Exercise instructions | State only the number of lines in the records that contain the string "address".

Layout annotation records
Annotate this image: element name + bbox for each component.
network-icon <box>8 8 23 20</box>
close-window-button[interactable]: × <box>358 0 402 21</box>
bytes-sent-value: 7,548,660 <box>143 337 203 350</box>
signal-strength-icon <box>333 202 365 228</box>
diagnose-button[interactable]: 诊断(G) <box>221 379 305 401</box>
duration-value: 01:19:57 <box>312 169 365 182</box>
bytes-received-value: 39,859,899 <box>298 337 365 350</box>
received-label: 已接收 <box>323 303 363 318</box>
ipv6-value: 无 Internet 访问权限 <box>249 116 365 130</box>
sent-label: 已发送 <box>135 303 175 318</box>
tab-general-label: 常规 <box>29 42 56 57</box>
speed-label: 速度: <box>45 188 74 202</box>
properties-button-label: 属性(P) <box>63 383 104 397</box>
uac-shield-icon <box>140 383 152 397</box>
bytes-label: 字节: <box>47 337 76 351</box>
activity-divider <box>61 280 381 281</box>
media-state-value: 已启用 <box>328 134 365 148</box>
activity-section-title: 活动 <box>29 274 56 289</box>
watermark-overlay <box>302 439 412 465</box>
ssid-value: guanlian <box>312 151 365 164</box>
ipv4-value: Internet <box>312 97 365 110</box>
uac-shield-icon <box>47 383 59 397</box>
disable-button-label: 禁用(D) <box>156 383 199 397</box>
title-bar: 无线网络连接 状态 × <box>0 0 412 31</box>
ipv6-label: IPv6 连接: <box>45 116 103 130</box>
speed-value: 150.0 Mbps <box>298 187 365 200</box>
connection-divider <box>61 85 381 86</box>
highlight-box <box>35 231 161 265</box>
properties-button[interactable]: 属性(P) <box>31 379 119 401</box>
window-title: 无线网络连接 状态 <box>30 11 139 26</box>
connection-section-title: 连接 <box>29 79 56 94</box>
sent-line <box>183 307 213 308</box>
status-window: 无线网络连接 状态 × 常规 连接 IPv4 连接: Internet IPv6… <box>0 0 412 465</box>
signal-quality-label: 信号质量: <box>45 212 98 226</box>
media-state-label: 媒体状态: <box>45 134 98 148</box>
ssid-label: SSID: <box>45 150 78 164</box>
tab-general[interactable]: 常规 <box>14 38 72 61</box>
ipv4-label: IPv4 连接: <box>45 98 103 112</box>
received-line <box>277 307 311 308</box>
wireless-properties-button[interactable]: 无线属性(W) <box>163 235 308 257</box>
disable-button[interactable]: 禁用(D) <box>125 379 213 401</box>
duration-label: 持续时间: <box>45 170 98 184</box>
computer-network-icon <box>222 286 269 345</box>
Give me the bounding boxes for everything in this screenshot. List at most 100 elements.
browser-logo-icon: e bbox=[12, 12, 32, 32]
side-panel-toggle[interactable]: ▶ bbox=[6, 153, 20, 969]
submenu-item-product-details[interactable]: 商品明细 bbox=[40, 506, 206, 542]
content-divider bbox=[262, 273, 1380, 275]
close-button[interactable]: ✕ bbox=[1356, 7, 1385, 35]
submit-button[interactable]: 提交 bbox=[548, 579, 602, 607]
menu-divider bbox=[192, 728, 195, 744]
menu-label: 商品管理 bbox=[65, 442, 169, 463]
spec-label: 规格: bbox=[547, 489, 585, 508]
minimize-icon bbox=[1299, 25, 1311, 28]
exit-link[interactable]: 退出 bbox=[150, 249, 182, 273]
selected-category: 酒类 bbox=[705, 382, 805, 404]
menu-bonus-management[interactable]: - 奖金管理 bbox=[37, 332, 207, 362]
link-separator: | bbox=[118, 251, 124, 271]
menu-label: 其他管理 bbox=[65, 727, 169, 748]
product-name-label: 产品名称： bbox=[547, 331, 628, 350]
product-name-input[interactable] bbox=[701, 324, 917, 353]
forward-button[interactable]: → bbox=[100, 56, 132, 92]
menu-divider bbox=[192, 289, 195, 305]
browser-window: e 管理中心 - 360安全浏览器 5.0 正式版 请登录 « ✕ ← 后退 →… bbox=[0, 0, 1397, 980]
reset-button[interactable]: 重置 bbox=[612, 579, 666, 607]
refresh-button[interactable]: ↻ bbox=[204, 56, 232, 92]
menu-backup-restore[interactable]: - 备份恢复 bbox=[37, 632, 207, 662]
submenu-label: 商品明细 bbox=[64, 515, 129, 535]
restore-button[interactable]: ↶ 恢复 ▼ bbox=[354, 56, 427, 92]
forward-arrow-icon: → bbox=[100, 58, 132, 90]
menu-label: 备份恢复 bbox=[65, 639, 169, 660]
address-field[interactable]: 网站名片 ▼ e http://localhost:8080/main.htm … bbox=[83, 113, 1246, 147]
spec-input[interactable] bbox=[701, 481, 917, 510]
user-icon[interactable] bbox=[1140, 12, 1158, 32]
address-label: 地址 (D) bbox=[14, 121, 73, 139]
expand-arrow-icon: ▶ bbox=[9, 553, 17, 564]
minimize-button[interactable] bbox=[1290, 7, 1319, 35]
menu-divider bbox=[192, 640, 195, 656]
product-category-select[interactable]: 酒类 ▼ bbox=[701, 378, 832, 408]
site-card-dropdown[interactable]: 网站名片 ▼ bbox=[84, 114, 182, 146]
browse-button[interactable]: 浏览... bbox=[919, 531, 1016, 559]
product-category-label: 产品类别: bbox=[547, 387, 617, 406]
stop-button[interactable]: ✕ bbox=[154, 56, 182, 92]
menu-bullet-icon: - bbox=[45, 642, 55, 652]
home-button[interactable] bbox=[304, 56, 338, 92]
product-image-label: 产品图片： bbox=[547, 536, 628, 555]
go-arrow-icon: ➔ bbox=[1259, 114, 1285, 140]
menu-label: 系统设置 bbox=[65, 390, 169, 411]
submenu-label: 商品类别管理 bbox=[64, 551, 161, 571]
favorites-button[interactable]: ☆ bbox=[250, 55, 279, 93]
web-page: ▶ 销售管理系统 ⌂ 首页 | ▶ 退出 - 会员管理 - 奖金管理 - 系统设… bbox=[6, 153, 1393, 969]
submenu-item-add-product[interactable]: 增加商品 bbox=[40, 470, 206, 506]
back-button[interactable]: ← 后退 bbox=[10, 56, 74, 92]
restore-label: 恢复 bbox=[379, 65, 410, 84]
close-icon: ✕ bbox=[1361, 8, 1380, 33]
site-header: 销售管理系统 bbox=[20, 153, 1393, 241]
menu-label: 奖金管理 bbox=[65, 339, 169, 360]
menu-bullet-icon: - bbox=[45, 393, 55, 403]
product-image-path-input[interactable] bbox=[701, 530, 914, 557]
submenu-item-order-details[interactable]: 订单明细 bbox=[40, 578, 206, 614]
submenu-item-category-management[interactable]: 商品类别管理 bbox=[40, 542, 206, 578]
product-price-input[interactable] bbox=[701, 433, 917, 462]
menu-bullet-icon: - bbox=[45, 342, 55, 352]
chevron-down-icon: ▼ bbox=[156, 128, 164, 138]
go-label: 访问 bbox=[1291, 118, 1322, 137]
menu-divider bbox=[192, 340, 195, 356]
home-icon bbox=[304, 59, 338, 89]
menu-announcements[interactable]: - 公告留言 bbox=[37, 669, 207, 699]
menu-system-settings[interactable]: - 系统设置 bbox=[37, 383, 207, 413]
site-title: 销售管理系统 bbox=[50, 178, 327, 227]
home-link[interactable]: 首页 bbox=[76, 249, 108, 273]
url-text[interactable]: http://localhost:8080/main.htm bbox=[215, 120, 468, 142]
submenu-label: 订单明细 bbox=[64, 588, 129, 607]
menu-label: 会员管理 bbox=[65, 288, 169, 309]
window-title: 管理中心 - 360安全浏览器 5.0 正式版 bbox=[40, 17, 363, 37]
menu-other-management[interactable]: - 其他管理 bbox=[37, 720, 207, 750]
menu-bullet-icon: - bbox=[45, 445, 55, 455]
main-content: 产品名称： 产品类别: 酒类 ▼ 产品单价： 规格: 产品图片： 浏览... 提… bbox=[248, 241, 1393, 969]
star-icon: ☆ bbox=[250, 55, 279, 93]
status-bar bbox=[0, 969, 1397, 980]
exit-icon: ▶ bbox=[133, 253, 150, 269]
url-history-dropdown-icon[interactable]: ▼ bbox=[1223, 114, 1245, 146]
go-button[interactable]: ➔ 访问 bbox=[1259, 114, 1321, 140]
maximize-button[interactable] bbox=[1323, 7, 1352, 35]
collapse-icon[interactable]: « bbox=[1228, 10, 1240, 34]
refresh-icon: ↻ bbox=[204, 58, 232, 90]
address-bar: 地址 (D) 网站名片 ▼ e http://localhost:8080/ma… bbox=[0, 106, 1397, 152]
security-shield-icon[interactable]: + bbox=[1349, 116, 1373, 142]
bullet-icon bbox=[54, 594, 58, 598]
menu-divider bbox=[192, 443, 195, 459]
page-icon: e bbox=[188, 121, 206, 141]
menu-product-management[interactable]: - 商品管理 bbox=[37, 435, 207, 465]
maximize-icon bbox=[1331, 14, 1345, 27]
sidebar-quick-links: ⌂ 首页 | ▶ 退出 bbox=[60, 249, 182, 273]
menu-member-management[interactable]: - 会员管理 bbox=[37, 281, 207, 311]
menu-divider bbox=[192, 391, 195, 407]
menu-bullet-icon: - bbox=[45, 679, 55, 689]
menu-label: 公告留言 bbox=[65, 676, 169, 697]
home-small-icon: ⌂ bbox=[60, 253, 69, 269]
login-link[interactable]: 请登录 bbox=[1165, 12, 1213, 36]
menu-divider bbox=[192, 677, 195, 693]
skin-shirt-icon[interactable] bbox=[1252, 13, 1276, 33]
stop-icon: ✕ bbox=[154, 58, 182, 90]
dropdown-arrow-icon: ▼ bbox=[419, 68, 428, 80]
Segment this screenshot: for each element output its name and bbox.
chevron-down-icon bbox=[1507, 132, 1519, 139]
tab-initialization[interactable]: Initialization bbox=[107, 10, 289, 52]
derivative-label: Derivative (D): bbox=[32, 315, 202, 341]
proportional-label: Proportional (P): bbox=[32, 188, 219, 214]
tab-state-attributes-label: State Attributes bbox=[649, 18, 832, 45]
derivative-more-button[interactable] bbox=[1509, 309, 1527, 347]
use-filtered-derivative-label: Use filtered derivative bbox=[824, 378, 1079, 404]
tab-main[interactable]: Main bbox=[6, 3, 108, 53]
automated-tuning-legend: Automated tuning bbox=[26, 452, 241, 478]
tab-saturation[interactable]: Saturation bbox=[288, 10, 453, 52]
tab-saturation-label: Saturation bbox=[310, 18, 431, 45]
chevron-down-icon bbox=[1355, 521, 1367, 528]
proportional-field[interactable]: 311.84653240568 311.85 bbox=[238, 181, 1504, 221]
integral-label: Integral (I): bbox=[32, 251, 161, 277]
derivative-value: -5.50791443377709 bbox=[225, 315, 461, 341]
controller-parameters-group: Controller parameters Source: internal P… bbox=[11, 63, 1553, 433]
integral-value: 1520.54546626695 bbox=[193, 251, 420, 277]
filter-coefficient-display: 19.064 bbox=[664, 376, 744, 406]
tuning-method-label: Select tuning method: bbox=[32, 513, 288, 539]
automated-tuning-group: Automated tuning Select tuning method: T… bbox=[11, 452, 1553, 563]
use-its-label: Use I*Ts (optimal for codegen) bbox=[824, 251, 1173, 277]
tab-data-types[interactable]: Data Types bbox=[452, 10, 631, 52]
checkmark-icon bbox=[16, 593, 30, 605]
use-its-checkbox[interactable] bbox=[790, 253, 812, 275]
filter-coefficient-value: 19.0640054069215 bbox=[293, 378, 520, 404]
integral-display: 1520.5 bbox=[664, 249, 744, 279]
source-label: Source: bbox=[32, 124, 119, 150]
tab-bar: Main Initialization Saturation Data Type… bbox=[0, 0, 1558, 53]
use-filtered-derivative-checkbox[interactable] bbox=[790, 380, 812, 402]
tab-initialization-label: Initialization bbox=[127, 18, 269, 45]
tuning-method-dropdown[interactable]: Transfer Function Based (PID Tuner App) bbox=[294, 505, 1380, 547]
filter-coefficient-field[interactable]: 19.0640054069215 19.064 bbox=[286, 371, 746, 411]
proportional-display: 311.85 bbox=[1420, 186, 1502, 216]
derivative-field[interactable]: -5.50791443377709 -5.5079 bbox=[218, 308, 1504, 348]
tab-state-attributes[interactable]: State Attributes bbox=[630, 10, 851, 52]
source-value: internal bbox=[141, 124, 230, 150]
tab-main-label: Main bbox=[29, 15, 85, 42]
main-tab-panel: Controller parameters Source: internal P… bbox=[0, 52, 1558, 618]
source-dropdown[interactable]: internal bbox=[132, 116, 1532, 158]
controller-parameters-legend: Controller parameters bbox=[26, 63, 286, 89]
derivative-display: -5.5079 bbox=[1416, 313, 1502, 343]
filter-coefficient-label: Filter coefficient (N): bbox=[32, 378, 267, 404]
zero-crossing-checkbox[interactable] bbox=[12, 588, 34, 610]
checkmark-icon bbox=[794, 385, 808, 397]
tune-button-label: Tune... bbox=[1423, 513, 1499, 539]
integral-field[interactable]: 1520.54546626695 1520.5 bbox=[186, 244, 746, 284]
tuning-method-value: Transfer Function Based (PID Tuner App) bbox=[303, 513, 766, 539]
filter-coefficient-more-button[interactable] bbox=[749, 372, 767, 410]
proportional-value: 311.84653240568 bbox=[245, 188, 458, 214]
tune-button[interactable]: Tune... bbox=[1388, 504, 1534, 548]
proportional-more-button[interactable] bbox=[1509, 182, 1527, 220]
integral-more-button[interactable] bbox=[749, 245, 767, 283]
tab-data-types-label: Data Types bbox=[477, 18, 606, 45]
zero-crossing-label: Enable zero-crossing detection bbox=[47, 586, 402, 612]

Answer to this problem | 3